Saved entries:
>>>>>
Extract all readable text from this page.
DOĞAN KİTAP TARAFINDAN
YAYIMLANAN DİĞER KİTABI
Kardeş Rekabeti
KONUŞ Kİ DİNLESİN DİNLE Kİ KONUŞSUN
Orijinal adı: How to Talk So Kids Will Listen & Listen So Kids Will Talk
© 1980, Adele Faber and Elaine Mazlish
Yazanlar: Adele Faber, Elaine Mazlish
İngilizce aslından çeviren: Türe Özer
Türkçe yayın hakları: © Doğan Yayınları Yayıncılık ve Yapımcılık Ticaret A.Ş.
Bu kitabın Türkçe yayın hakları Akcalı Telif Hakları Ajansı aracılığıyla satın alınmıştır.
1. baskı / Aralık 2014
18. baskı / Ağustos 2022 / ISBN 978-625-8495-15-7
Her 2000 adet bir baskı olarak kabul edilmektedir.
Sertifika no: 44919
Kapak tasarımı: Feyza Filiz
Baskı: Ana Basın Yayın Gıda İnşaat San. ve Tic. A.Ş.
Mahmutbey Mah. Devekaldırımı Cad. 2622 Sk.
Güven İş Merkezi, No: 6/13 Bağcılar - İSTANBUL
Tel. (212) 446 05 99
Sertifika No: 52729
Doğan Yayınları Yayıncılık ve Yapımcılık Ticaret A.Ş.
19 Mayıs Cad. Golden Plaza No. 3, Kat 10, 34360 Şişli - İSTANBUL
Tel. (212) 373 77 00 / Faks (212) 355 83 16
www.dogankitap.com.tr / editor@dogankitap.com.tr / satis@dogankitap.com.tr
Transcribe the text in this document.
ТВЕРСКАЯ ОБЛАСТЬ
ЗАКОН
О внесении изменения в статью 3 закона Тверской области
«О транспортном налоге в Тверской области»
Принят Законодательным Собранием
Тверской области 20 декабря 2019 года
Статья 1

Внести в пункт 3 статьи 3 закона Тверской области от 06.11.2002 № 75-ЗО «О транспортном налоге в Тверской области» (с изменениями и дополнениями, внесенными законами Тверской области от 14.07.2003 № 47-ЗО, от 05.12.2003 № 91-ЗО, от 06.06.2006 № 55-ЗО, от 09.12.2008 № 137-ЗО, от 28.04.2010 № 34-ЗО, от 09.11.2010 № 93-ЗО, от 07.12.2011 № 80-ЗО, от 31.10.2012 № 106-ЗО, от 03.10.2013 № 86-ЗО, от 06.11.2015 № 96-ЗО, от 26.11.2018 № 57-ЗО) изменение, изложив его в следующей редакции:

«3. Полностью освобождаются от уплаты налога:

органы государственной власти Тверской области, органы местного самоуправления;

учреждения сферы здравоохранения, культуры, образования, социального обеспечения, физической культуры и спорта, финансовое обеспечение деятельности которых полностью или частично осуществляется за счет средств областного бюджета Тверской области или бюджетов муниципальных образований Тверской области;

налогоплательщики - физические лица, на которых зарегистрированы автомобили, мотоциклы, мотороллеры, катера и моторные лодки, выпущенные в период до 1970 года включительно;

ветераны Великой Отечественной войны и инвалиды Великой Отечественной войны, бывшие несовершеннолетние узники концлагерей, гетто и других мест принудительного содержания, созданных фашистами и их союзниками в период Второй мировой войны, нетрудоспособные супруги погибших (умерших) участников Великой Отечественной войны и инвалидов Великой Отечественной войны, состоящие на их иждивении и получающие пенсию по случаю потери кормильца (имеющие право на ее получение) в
<<<<<
>>>>>
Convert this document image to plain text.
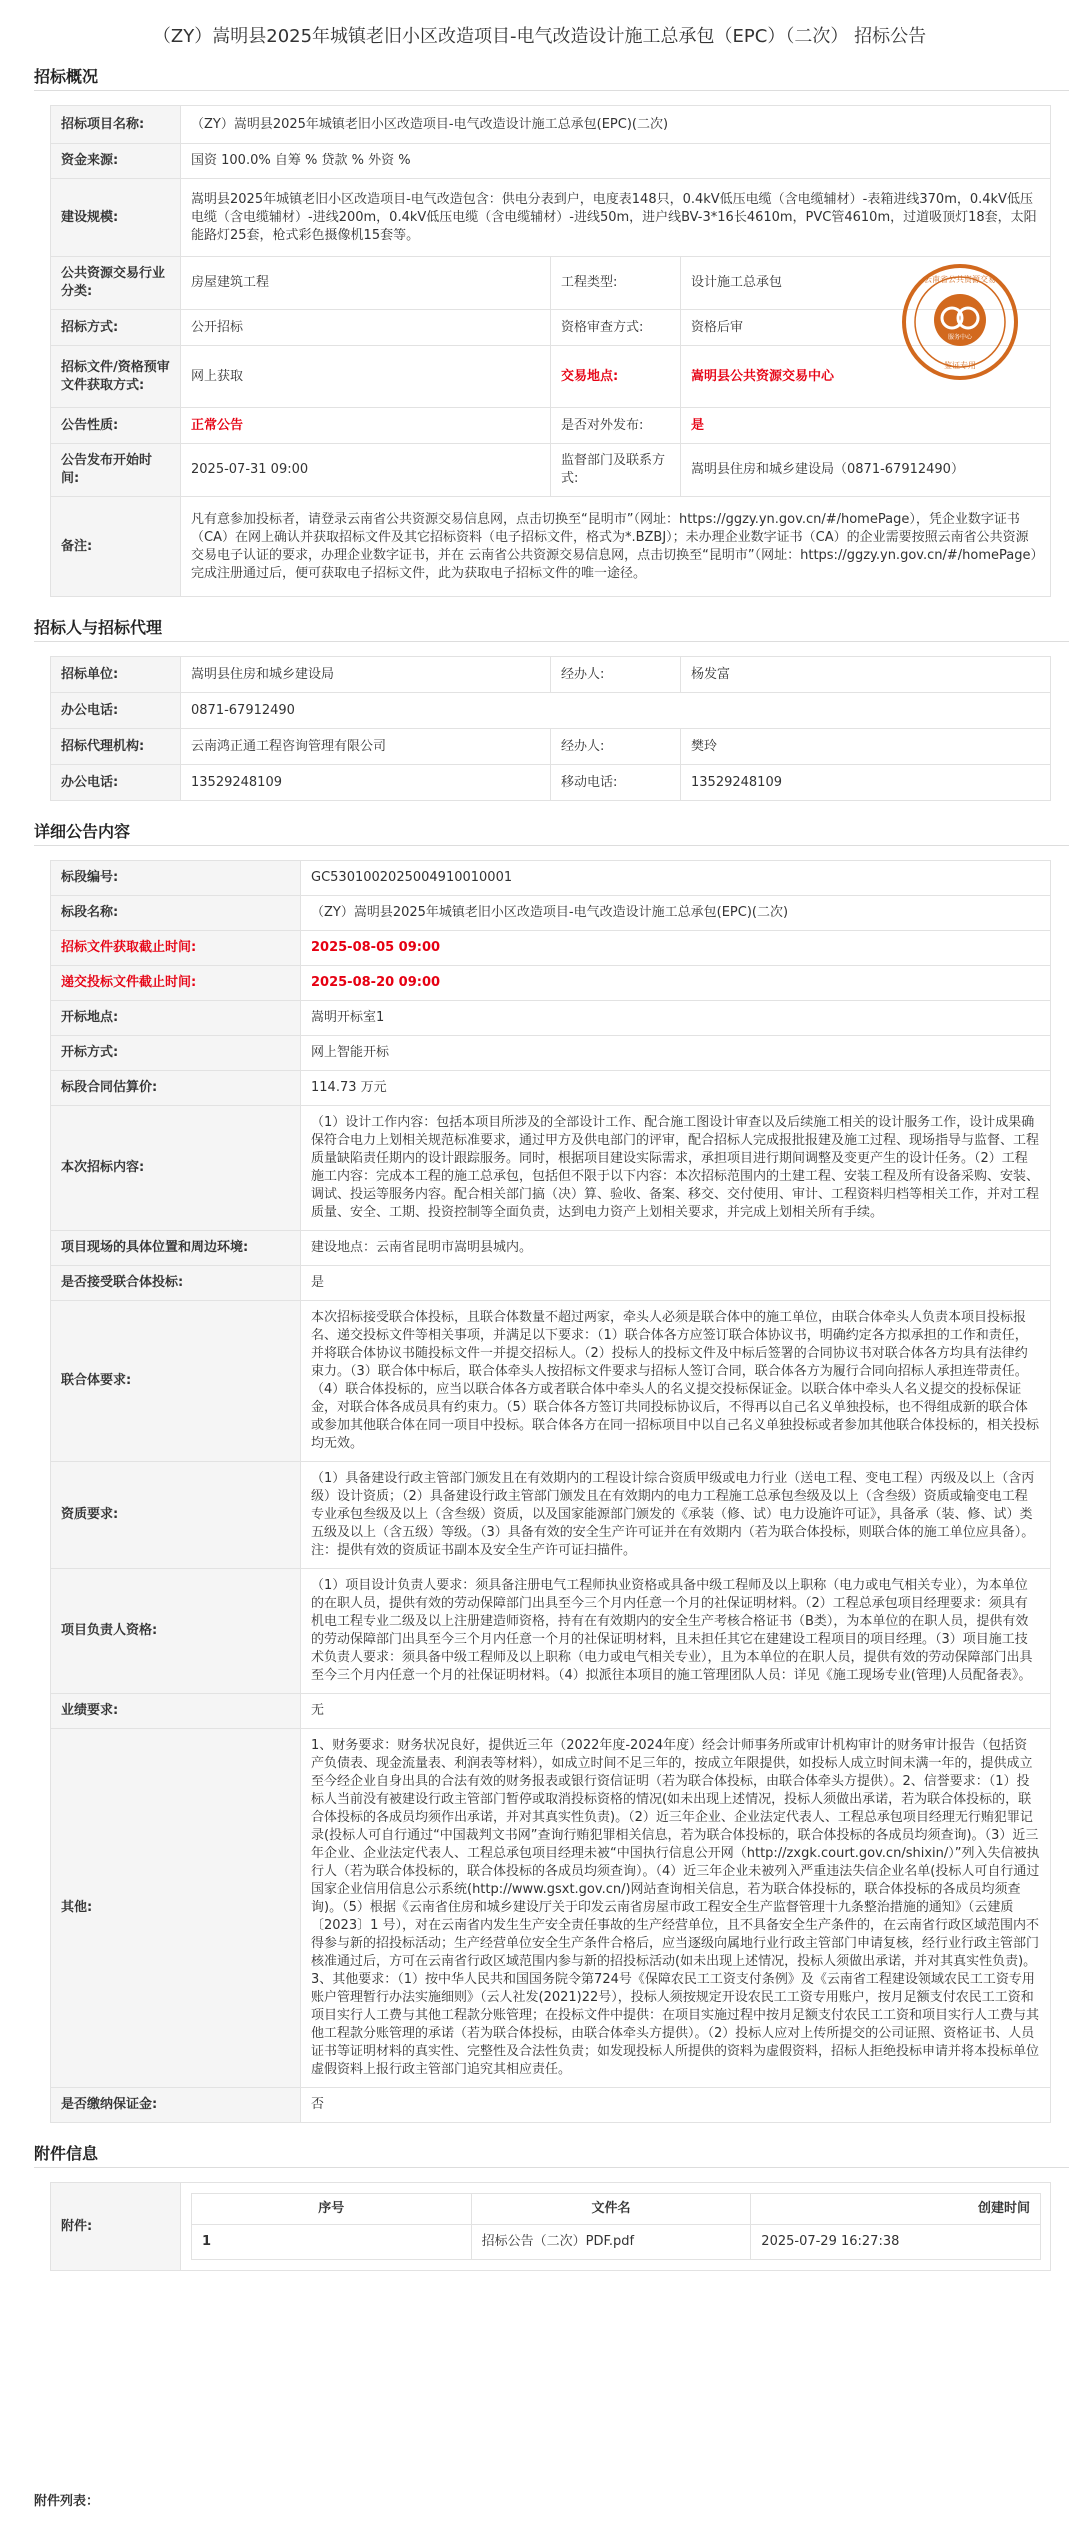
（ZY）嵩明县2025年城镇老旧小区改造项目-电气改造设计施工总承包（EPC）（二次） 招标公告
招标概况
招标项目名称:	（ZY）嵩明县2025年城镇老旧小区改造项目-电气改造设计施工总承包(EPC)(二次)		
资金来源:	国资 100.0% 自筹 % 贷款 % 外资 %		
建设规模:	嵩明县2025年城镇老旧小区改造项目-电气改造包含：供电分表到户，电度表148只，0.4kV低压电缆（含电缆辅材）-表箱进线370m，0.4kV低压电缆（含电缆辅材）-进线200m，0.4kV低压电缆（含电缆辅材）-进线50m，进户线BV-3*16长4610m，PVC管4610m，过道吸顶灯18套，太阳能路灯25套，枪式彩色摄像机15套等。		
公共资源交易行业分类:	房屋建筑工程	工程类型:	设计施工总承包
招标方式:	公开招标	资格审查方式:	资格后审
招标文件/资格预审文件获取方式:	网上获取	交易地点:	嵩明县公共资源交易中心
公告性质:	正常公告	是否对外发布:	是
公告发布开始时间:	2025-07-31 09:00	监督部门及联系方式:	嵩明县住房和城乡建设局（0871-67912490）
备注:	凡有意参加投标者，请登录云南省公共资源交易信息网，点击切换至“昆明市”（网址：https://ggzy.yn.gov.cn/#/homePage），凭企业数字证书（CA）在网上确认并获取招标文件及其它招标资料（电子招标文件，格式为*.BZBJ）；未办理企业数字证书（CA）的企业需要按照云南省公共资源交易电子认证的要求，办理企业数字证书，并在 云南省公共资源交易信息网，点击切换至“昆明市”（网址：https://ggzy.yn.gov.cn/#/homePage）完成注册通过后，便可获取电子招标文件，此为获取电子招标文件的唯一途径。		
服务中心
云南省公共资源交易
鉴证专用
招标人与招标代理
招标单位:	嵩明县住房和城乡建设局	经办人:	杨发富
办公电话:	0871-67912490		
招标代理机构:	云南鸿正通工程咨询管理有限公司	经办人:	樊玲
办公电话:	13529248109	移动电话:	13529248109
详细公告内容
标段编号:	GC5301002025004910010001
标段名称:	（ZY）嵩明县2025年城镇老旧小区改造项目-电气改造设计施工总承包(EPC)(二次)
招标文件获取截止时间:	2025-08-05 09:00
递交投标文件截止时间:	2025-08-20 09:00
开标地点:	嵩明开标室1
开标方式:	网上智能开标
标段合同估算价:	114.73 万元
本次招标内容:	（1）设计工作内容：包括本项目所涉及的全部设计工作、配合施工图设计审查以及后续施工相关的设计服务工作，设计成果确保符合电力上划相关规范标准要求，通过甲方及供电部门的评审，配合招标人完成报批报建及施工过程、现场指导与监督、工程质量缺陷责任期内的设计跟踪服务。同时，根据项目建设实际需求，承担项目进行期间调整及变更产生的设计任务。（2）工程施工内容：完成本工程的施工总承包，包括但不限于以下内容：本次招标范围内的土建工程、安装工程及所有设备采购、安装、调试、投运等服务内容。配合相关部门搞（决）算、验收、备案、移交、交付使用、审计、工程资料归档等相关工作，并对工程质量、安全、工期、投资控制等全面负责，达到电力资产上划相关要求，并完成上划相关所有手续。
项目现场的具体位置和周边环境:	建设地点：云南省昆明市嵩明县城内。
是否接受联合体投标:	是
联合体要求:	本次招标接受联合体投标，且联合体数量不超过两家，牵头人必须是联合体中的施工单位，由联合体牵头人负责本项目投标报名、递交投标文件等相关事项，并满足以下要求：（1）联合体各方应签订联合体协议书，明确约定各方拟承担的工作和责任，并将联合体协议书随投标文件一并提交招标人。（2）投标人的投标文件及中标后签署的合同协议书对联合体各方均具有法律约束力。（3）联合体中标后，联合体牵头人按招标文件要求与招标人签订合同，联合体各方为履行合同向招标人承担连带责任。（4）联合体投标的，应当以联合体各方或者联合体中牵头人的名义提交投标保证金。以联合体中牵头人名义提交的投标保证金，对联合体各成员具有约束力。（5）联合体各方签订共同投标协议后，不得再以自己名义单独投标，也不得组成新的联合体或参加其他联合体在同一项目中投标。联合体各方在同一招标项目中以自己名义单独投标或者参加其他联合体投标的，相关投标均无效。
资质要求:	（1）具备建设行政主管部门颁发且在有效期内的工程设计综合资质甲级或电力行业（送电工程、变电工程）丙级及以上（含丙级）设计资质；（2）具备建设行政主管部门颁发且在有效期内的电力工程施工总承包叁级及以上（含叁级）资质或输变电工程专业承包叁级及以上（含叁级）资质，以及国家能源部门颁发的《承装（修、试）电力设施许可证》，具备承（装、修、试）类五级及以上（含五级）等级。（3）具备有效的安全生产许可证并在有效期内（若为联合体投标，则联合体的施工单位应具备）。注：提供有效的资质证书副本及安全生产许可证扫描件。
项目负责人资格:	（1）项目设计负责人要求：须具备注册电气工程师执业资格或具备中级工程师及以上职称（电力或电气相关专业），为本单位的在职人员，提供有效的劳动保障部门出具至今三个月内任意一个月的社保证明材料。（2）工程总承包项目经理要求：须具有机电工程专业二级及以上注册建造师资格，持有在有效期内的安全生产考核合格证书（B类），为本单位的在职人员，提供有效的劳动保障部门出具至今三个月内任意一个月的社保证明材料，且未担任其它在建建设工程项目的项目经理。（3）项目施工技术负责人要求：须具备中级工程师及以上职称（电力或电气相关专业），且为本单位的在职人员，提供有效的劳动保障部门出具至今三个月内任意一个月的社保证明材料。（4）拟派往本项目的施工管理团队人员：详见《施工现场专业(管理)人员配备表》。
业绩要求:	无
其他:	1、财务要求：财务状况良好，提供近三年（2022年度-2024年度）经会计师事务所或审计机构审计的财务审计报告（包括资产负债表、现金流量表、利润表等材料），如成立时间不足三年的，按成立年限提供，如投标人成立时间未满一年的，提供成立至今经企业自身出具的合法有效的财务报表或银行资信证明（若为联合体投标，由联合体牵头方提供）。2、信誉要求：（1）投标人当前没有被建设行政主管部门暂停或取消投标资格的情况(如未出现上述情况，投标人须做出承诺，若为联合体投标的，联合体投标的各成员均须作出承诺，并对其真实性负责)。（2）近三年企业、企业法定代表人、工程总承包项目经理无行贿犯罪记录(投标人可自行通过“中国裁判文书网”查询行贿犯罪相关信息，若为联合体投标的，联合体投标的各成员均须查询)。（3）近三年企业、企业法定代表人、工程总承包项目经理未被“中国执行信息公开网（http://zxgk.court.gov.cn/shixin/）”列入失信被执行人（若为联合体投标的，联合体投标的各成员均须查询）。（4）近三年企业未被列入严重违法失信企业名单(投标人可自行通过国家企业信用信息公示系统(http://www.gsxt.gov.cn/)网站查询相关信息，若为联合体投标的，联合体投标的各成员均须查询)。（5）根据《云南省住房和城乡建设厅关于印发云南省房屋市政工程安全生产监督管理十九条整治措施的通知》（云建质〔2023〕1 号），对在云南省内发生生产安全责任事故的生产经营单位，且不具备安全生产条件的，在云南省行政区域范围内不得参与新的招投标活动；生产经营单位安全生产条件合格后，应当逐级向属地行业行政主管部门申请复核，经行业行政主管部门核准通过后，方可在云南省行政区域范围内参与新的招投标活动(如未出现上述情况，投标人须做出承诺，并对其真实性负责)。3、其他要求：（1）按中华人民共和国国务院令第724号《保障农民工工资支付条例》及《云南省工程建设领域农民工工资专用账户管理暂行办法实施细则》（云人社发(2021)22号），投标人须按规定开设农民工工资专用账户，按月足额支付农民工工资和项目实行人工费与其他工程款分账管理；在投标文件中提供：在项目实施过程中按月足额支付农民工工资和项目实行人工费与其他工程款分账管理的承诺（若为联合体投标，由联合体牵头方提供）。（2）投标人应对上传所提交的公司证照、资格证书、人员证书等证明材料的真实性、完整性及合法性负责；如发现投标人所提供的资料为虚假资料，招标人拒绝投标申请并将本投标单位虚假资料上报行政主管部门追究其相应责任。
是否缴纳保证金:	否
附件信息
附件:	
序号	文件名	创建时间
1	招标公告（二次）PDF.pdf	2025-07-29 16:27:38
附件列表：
<<<<<
Find the string "Yayıncılık" in the entries above and return each line that holds it.

#### [Correct response]
Türkçe yayın hakları: © Doğan Yayınları Yayıncılık ve Yapımcılık Ticaret A.Ş.
Doğan Yayınları Yayıncılık ve Yapımcılık Ticaret A.Ş.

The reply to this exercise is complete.